Stored data

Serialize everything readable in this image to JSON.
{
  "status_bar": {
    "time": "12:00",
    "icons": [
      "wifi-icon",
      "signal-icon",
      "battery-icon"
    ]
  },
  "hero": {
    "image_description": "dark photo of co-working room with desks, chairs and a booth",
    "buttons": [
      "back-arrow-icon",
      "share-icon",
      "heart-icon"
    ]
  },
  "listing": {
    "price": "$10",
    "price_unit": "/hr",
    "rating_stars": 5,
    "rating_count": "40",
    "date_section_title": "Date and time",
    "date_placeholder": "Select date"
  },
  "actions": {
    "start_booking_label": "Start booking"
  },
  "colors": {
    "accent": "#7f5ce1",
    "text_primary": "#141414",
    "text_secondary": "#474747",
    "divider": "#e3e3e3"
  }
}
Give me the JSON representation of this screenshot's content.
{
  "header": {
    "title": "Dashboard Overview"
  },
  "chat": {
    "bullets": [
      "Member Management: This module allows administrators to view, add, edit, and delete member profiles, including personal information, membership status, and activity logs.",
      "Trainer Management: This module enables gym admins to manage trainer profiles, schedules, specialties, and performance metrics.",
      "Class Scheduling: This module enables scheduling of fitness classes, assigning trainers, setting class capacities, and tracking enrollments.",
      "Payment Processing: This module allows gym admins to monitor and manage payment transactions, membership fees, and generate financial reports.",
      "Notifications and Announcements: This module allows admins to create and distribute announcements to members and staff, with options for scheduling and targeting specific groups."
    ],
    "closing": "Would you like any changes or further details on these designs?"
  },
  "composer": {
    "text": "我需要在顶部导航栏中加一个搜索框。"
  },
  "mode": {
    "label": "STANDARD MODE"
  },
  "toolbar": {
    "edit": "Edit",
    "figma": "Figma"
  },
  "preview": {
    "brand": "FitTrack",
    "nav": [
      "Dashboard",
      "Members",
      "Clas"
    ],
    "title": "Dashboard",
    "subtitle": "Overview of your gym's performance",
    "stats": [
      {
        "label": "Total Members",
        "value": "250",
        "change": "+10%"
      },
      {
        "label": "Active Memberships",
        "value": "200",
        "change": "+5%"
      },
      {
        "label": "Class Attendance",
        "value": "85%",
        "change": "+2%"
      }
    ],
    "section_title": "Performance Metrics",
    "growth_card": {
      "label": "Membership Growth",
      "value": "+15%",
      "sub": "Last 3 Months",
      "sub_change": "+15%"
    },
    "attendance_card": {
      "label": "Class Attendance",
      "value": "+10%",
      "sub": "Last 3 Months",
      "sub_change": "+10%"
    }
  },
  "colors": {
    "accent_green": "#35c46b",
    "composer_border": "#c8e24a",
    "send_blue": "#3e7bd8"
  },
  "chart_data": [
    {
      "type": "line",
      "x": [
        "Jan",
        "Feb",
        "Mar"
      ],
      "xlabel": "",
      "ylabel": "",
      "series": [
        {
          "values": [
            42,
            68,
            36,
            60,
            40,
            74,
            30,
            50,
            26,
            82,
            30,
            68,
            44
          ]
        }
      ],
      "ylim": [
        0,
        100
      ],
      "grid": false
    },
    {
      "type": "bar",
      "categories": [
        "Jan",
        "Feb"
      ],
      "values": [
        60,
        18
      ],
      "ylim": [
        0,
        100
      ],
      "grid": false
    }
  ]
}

▸ Problem statement
Go through the material above line by line and copy it exactly.

▸ The reply
Serialize everything readable in this image to JSON.
{
  "status_bar": {
    "time": "12:00",
    "icons": [
      "wifi-icon",
      "signal-icon",
      "battery-icon"
    ]
  },
  "hero": {
    "image_description": "dark photo of co-working room with desks, chairs and a booth",
    "buttons": [
      "back-arrow-icon",
      "share-icon",
      "heart-icon"
    ]
  },
  "listing": {
    "price": "$10",
    "price_unit": "/hr",
    "rating_stars": 5,
    "rating_count": "40",
    "date_section_title": "Date and time",
    "date_placeholder": "Select date"
  },
  "actions": {
    "start_booking_label": "Start booking"
  },
  "colors": {
    "accent": "#7f5ce1",
    "text_primary": "#141414",
    "text_secondary": "#474747",
    "divider": "#e3e3e3"
  }
}
Give me the JSON representation of this screenshot's content.
{
  "header": {
    "title": "Dashboard Overview"
  },
  "chat": {
    "bullets": [
      "Member Management: This module allows administrators to view, add, edit, and delete member profiles, including personal information, membership status, and activity logs.",
      "Trainer Management: This module enables gym admins to manage trainer profiles, schedules, specialties, and performance metrics.",
      "Class Scheduling: This module enables scheduling of fitness classes, assigning trainers, setting class capacities, and tracking enrollments.",
      "Payment Processing: This module allows gym admins to monitor and manage payment transactions, membership fees, and generate financial reports.",
      "Notifications and Announcements: This module allows admins to create and distribute announcements to members and staff, with options for scheduling and targeting specific groups."
    ],
    "closing": "Would you like any changes or further details on these designs?"
  },
  "composer": {
    "text": "我需要在顶部导航栏中加一个搜索框。"
  },
  "mode": {
    "label": "STANDARD MODE"
  },
  "toolbar": {
    "edit": "Edit",
    "figma": "Figma"
  },
  "preview": {
    "brand": "FitTrack",
    "nav": [
      "Dashboard",
      "Members",
      "Clas"
    ],
    "title": "Dashboard",
    "subtitle": "Overview of your gym's performance",
    "stats": [
      {
        "label": "Total Members",
        "value": "250",
        "change": "+10%"
      },
      {
        "label": "Active Memberships",
        "value": "200",
        "change": "+5%"
      },
      {
        "label": "Class Attendance",
        "value": "85%",
        "change": "+2%"
      }
    ],
    "section_title": "Performance Metrics",
    "growth_card": {
      "label": "Membership Growth",
      "value": "+15%",
      "sub": "Last 3 Months",
      "sub_change": "+15%"
    },
    "attendance_card": {
      "label": "Class Attendance",
      "value": "+10%",
      "sub": "Last 3 Months",
      "sub_change": "+10%"
    }
  },
  "colors": {
    "accent_green": "#35c46b",
    "composer_border": "#c8e24a",
    "send_blue": "#3e7bd8"
  },
  "chart_data": [
    {
      "type": "line",
      "x": [
        "Jan",
        "Feb",
        "Mar"
      ],
      "xlabel": "",
      "ylabel": "",
      "series": [
        {
          "values": [
            42,
            68,
            36,
            60,
            40,
            74,
            30,
            50,
            26,
            82,
            30,
            68,
            44
          ]
        }
      ],
      "ylim": [
        0,
        100
      ],
      "grid": false
    },
    {
      "type": "bar",
      "categories": [
        "Jan",
        "Feb"
      ],
      "values": [
        60,
        18
      ],
      "ylim": [
        0,
        100
      ],
      "grid": false
    }
  ]
}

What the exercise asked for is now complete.